**WHAT TO DO:** Restate the data below word for word. Skip any images it contains.

**Stored records:**
--- --- ---
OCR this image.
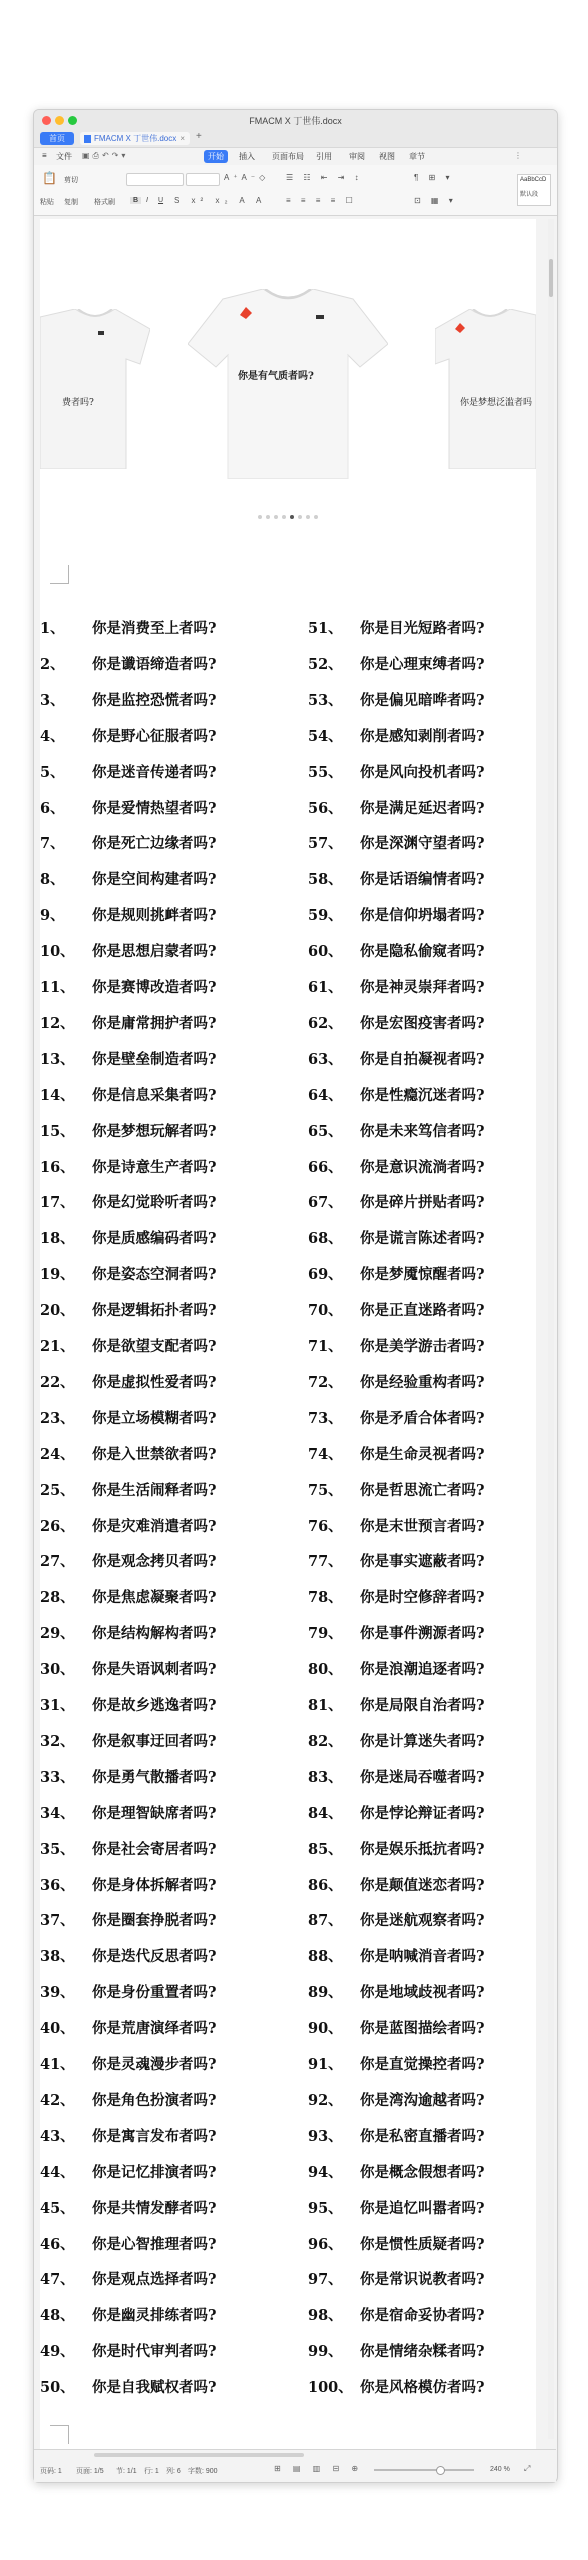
FMACM X 丁世伟.docx
首页	FMACM X 丁世伟.docx × +
≡ 文件 ▣⎙↶↷▾	开始	插入 页面布局 引用 审阅 视图 章节	⋮
📋
粘贴
剪切
复制 格式刷	B	I U
A⁺A⁻◇
S x² x₂ A A
☰ ☷ ⇤ ⇥ ↕
≡ ≡ ≡ ≡ ☐
¶ ⊞ ▾
⊡ ▦ ▾
AaBbCcD
默认段
费者吗?
你是有气质者吗?
你是梦想泛滥者吗
1、 你是消费至上者吗?
2、 你是谶语缔造者吗?
3、 你是监控恐慌者吗?
4、 你是野心征服者吗?
5、 你是迷音传递者吗?
6、 你是爱情热望者吗?
7、 你是死亡边缘者吗?
8、 你是空间构建者吗?
9、 你是规则挑衅者吗?
10、 你是思想启蒙者吗?
11、 你是赛博改造者吗?
12、 你是庸常拥护者吗?
13、 你是壁垒制造者吗?
14、 你是信息采集者吗?
15、 你是梦想玩解者吗?
16、 你是诗意生产者吗?
17、 你是幻觉聆听者吗?
18、 你是质感编码者吗?
19、 你是姿态空洞者吗?
20、 你是逻辑拓扑者吗?
21、 你是欲望支配者吗?
22、 你是虚拟性爱者吗?
23、 你是立场模糊者吗?
24、 你是入世禁欲者吗?
25、 你是生活闹释者吗?
26、 你是灾难消遣者吗?
27、 你是观念拷贝者吗?
28、 你是焦虑凝聚者吗?
29、 你是结构解构者吗?
30、 你是失语讽刺者吗?
31、 你是故乡逃逸者吗?
32、 你是叙事迂回者吗?
33、 你是勇气散播者吗?
34、 你是理智缺席者吗?
35、 你是社会寄居者吗?
36、 你是身体拆解者吗?
37、 你是圈套挣脱者吗?
38、 你是迭代反思者吗?
39、 你是身份重置者吗?
40、 你是荒唐演绎者吗?
41、 你是灵魂漫步者吗?
42、 你是角色扮演者吗?
43、 你是寓言发布者吗?
44、 你是记忆排演者吗?
45、 你是共情发酵者吗?
46、 你是心智推理者吗?
47、 你是观点选择者吗?
48、 你是幽灵排练者吗?
49、 你是时代审判者吗?
50、 你是自我赋权者吗?
51、 你是目光短路者吗?
52、 你是心理束缚者吗?
53、 你是偏见暗哗者吗?
54、 你是感知剥削者吗?
55、 你是风向投机者吗?
56、 你是满足延迟者吗?
57、 你是深渊守望者吗?
58、 你是话语编情者吗?
59、 你是信仰坍塌者吗?
60、 你是隐私偷窥者吗?
61、 你是神灵崇拜者吗?
62、 你是宏图疫害者吗?
63、 你是自拍凝视者吗?
64、 你是性瘾沉迷者吗?
65、 你是未来笃信者吗?
66、 你是意识流淌者吗?
67、 你是碎片拼贴者吗?
68、 你是谎言陈述者吗?
69、 你是梦魇惊醒者吗?
70、 你是正直迷路者吗?
71、 你是美学游击者吗?
72、 你是经验重构者吗?
73、 你是矛盾合体者吗?
74、 你是生命灵视者吗?
75、 你是哲思流亡者吗?
76、 你是末世预言者吗?
77、 你是事实遮蔽者吗?
78、 你是时空修辞者吗?
79、 你是事件溯源者吗?
80、 你是浪潮追逐者吗?
81、 你是局限自治者吗?
82、 你是计算迷失者吗?
83、 你是迷局吞噬者吗?
84、 你是悖论辩证者吗?
85、 你是娱乐抵抗者吗?
86、 你是颠值迷恋者吗?
87、 你是迷航观察者吗?
88、 你是呐喊消音者吗?
89、 你是地域歧视者吗?
90、 你是蓝图描绘者吗?
91、 你是直觉操控者吗?
92、 你是湾沟逾越者吗?
93、 你是私密直播者吗?
94、 你是概念假想者吗?
95、 你是追忆叫嚣者吗?
96、 你是惯性质疑者吗?
97、 你是常识说教者吗?
98、 你是宿命妥协者吗?
99、 你是情绪杂糅者吗?
100、 你是风格模仿者吗?
页码: 1 页面: 1/5 节: 1/1 行: 1 列: 6 字数: 900	⊞ ▤ ▥ ⊟ ⊕	240 % ⤢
--- --- ---
**ANSWER TO THE PROBLEM:**
OCR this image.
FMACM X 丁世伟.docx
首页	FMACM X 丁世伟.docx × +
≡ 文件 ▣⎙↶↷▾	开始	插入 页面布局 引用 审阅 视图 章节	⋮
📋
粘贴
剪切
复制 格式刷	B	I U
A⁺A⁻◇
S x² x₂ A A
☰ ☷ ⇤ ⇥ ↕
≡ ≡ ≡ ≡ ☐
¶ ⊞ ▾
⊡ ▦ ▾
AaBbCcD
默认段
费者吗?
你是有气质者吗?
你是梦想泛滥者吗
1、 你是消费至上者吗?
2、 你是谶语缔造者吗?
3、 你是监控恐慌者吗?
4、 你是野心征服者吗?
5、 你是迷音传递者吗?
6、 你是爱情热望者吗?
7、 你是死亡边缘者吗?
8、 你是空间构建者吗?
9、 你是规则挑衅者吗?
10、 你是思想启蒙者吗?
11、 你是赛博改造者吗?
12、 你是庸常拥护者吗?
13、 你是壁垒制造者吗?
14、 你是信息采集者吗?
15、 你是梦想玩解者吗?
16、 你是诗意生产者吗?
17、 你是幻觉聆听者吗?
18、 你是质感编码者吗?
19、 你是姿态空洞者吗?
20、 你是逻辑拓扑者吗?
21、 你是欲望支配者吗?
22、 你是虚拟性爱者吗?
23、 你是立场模糊者吗?
24、 你是入世禁欲者吗?
25、 你是生活闹释者吗?
26、 你是灾难消遣者吗?
27、 你是观念拷贝者吗?
28、 你是焦虑凝聚者吗?
29、 你是结构解构者吗?
30、 你是失语讽刺者吗?
31、 你是故乡逃逸者吗?
32、 你是叙事迂回者吗?
33、 你是勇气散播者吗?
34、 你是理智缺席者吗?
35、 你是社会寄居者吗?
36、 你是身体拆解者吗?
37、 你是圈套挣脱者吗?
38、 你是迭代反思者吗?
39、 你是身份重置者吗?
40、 你是荒唐演绎者吗?
41、 你是灵魂漫步者吗?
42、 你是角色扮演者吗?
43、 你是寓言发布者吗?
44、 你是记忆排演者吗?
45、 你是共情发酵者吗?
46、 你是心智推理者吗?
47、 你是观点选择者吗?
48、 你是幽灵排练者吗?
49、 你是时代审判者吗?
50、 你是自我赋权者吗?
51、 你是目光短路者吗?
52、 你是心理束缚者吗?
53、 你是偏见暗哗者吗?
54、 你是感知剥削者吗?
55、 你是风向投机者吗?
56、 你是满足延迟者吗?
57、 你是深渊守望者吗?
58、 你是话语编情者吗?
59、 你是信仰坍塌者吗?
60、 你是隐私偷窥者吗?
61、 你是神灵崇拜者吗?
62、 你是宏图疫害者吗?
63、 你是自拍凝视者吗?
64、 你是性瘾沉迷者吗?
65、 你是未来笃信者吗?
66、 你是意识流淌者吗?
67、 你是碎片拼贴者吗?
68、 你是谎言陈述者吗?
69、 你是梦魇惊醒者吗?
70、 你是正直迷路者吗?
71、 你是美学游击者吗?
72、 你是经验重构者吗?
73、 你是矛盾合体者吗?
74、 你是生命灵视者吗?
75、 你是哲思流亡者吗?
76、 你是末世预言者吗?
77、 你是事实遮蔽者吗?
78、 你是时空修辞者吗?
79、 你是事件溯源者吗?
80、 你是浪潮追逐者吗?
81、 你是局限自治者吗?
82、 你是计算迷失者吗?
83、 你是迷局吞噬者吗?
84、 你是悖论辩证者吗?
85、 你是娱乐抵抗者吗?
86、 你是颠值迷恋者吗?
87、 你是迷航观察者吗?
88、 你是呐喊消音者吗?
89、 你是地域歧视者吗?
90、 你是蓝图描绘者吗?
91、 你是直觉操控者吗?
92、 你是湾沟逾越者吗?
93、 你是私密直播者吗?
94、 你是概念假想者吗?
95、 你是追忆叫嚣者吗?
96、 你是惯性质疑者吗?
97、 你是常识说教者吗?
98、 你是宿命妥协者吗?
99、 你是情绪杂糅者吗?
100、 你是风格模仿者吗?
页码: 1 页面: 1/5 节: 1/1 行: 1 列: 6 字数: 900	⊞ ▤ ▥ ⊟ ⊕	240 % ⤢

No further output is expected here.